- [WHAT TO PRODUCE] Please give the entries again in full and exactly, without any picture.

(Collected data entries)
==============================

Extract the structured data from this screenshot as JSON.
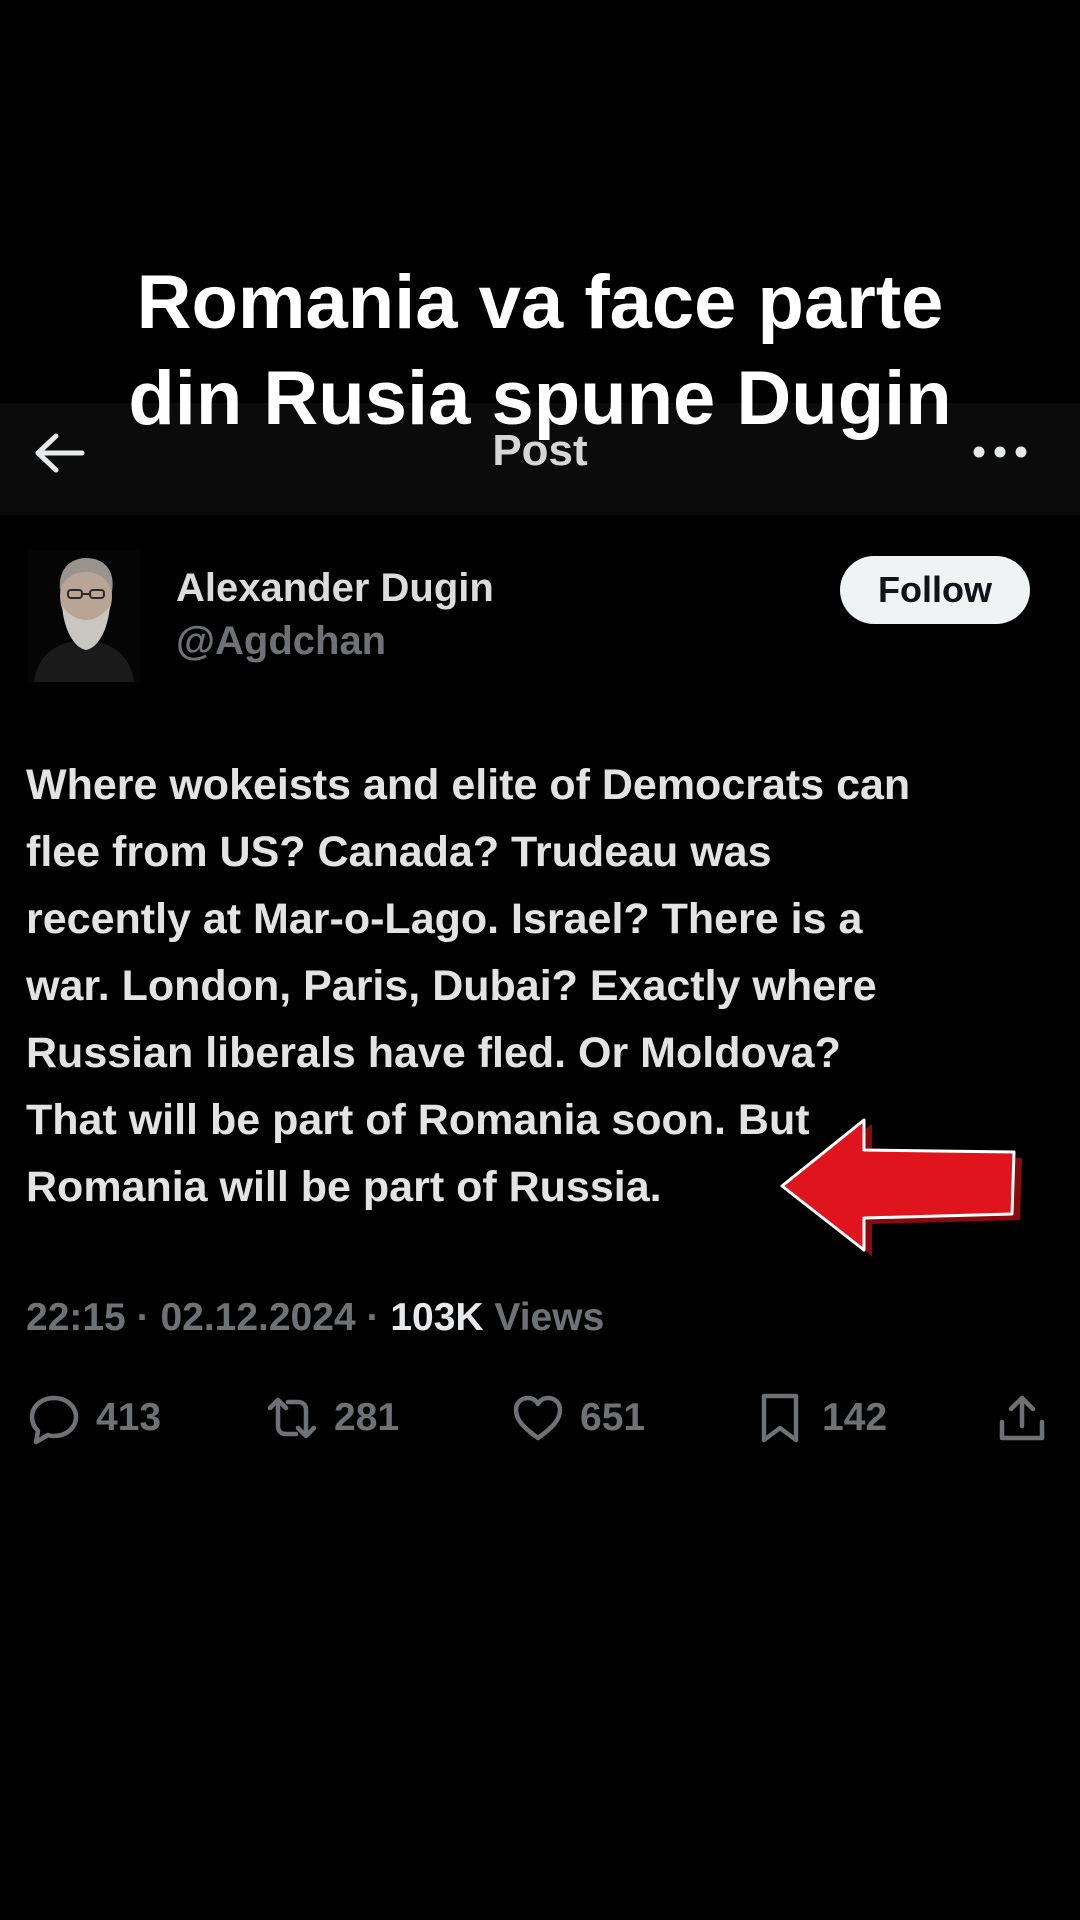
{
  "overlay": {
    "line1": "Romania va face parte",
    "line2": "din Rusia spune Dugin"
  },
  "header": {
    "title": "Post",
    "back_icon": "arrow-left-icon",
    "more_icon": "more-horizontal-icon"
  },
  "author": {
    "name": "Alexander Dugin",
    "handle": "@Agdchan",
    "follow_label": "Follow"
  },
  "tweet": {
    "lines": [
      "Where wokeists and elite of Democrats can",
      "flee from US? Canada? Trudeau was",
      "recently at Mar-o-Lago. Israel? There is a",
      "war. London, Paris, Dubai? Exactly where",
      "Russian liberals have fled. Or Moldova?",
      "That will be part of Romania soon. But",
      "Romania will be part of Russia."
    ]
  },
  "meta": {
    "time": "22:15",
    "date": "02.12.2024",
    "views_count": "103K",
    "views_label": "Views",
    "separator": "·"
  },
  "actions": {
    "replies": "413",
    "reposts": "281",
    "likes": "651",
    "bookmarks": "142"
  },
  "colors": {
    "background": "#000000",
    "text": "#e7e9ea",
    "muted": "#6e7276",
    "follow_bg": "#eff3f4",
    "arrow_red": "#e0141c"
  }
}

==============================

- [TASK RESPONSE]
Extract the structured data from this screenshot as JSON.
{
  "overlay": {
    "line1": "Romania va face parte",
    "line2": "din Rusia spune Dugin"
  },
  "header": {
    "title": "Post",
    "back_icon": "arrow-left-icon",
    "more_icon": "more-horizontal-icon"
  },
  "author": {
    "name": "Alexander Dugin",
    "handle": "@Agdchan",
    "follow_label": "Follow"
  },
  "tweet": {
    "lines": [
      "Where wokeists and elite of Democrats can",
      "flee from US? Canada? Trudeau was",
      "recently at Mar-o-Lago. Israel? There is a",
      "war. London, Paris, Dubai? Exactly where",
      "Russian liberals have fled. Or Moldova?",
      "That will be part of Romania soon. But",
      "Romania will be part of Russia."
    ]
  },
  "meta": {
    "time": "22:15",
    "date": "02.12.2024",
    "views_count": "103K",
    "views_label": "Views",
    "separator": "·"
  },
  "actions": {
    "replies": "413",
    "reposts": "281",
    "likes": "651",
    "bookmarks": "142"
  },
  "colors": {
    "background": "#000000",
    "text": "#e7e9ea",
    "muted": "#6e7276",
    "follow_bg": "#eff3f4",
    "arrow_red": "#e0141c"
  }
}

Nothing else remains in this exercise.